PROVIDED RECORDS -
● ● ● ●

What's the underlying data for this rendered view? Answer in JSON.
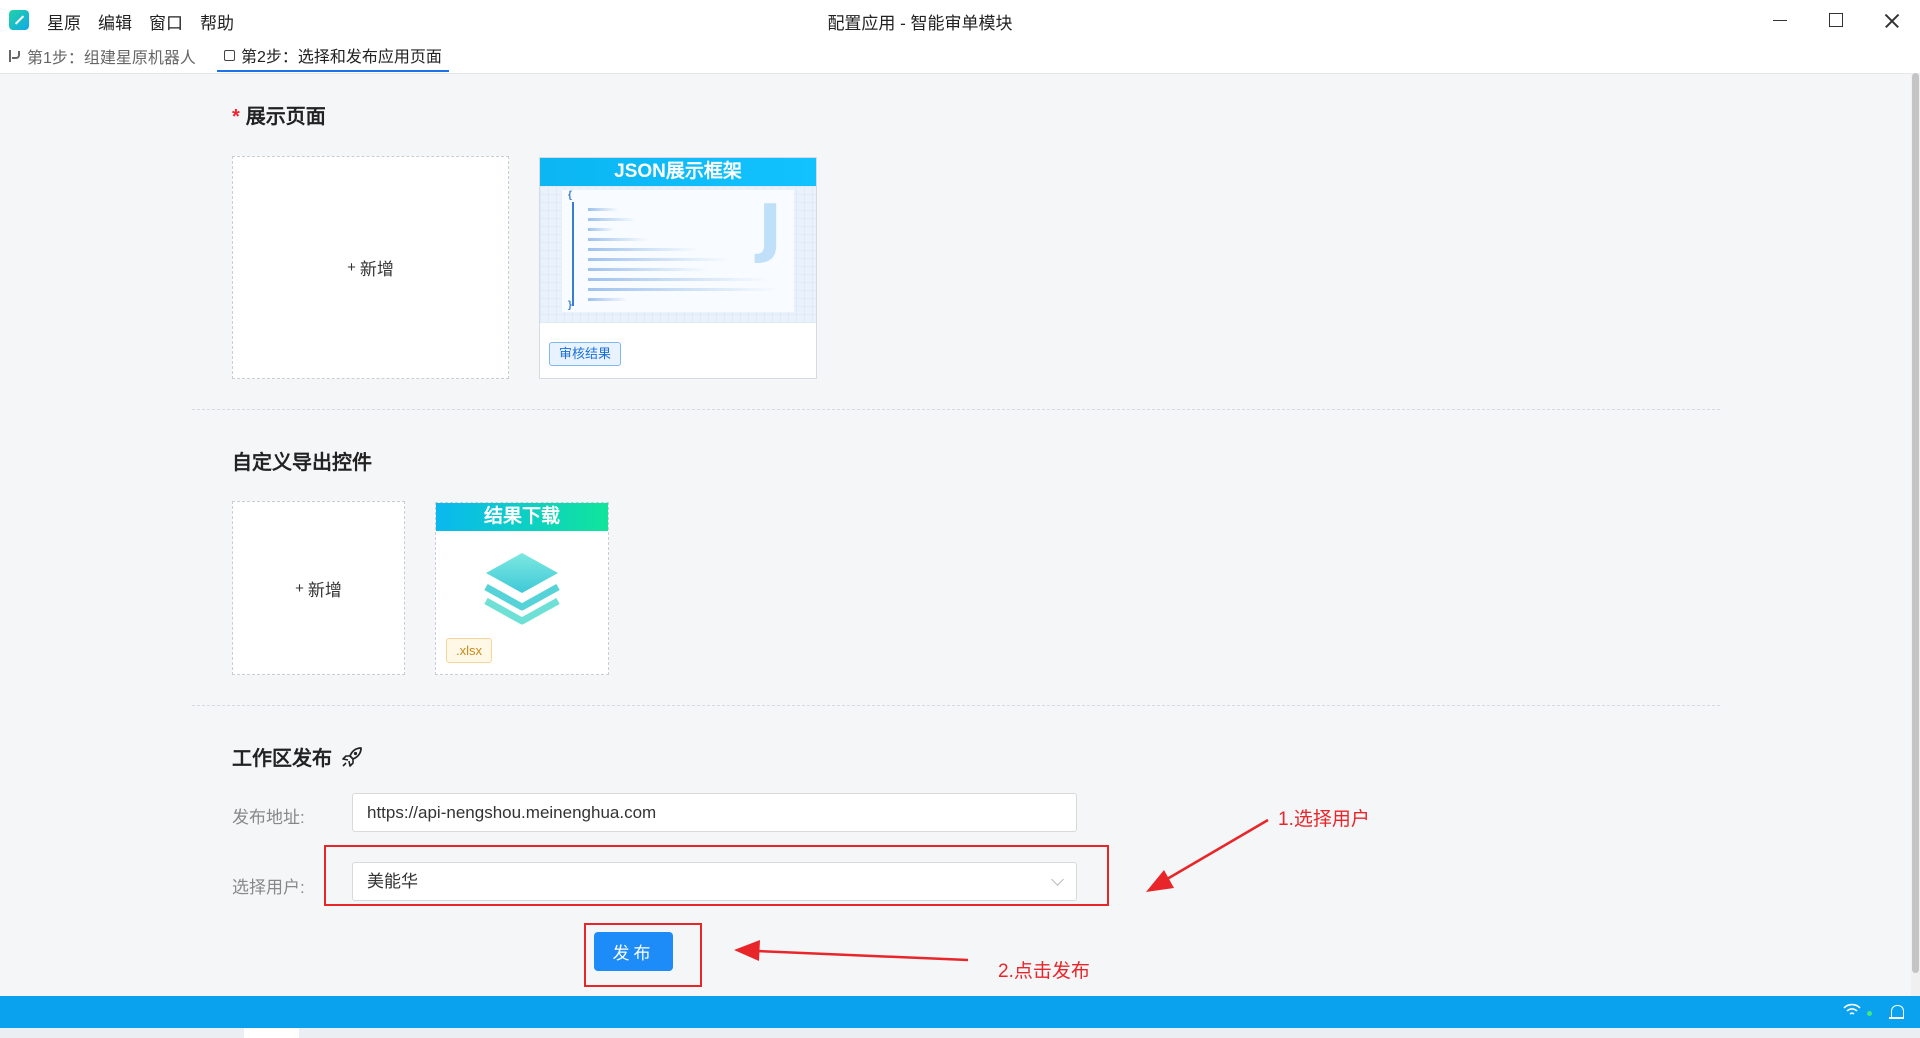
{
  "menu": [
    "星原",
    "编辑",
    "窗口",
    "帮助"
  ],
  "window_title": "配置应用 - 智能审单模块",
  "tabs": [
    {
      "label": "第1步：组建星原机器人",
      "icon": "branch-icon"
    },
    {
      "label": "第2步：选择和发布应用页面",
      "icon": "page-icon",
      "active": true
    }
  ],
  "display_pages": {
    "required_mark": "*",
    "title": "展示页面",
    "add_label": "新增",
    "add_symbol": "+",
    "cards": [
      {
        "header": "JSON展示框架",
        "tag": "审核结果",
        "preview_letter": "J",
        "brace_open": "{",
        "brace_close": "}"
      }
    ]
  },
  "export_controls": {
    "title": "自定义导出控件",
    "add_label": "新增",
    "add_symbol": "+",
    "cards": [
      {
        "header": "结果下载",
        "tag": ".xlsx"
      }
    ]
  },
  "workspace_publish": {
    "title": "工作区发布",
    "icon": "rocket-icon",
    "address_label": "发布地址:",
    "address_value": "https://api-nengshou.meinenghua.com",
    "user_label": "选择用户:",
    "user_value": "美能华",
    "publish_button": "发布"
  },
  "annotations": {
    "step1": "1.选择用户",
    "step2": "2.点击发布",
    "color": "#e8262a"
  },
  "colors": {
    "accent": "#1d8cf8",
    "statusbar": "#0aa2ef",
    "json_header": "#0bb6f2",
    "download_header_start": "#0ab8f0",
    "download_header_end": "#10e59b"
  }
}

● ● ● ●

PROBLEM STATEMENT - Whenever "icon" turns up in a line, pick that line out.

EXERCISE SOLUTION -
      "icon": "branch-icon"
      "icon": "page-icon",
    "icon": "rocket-icon",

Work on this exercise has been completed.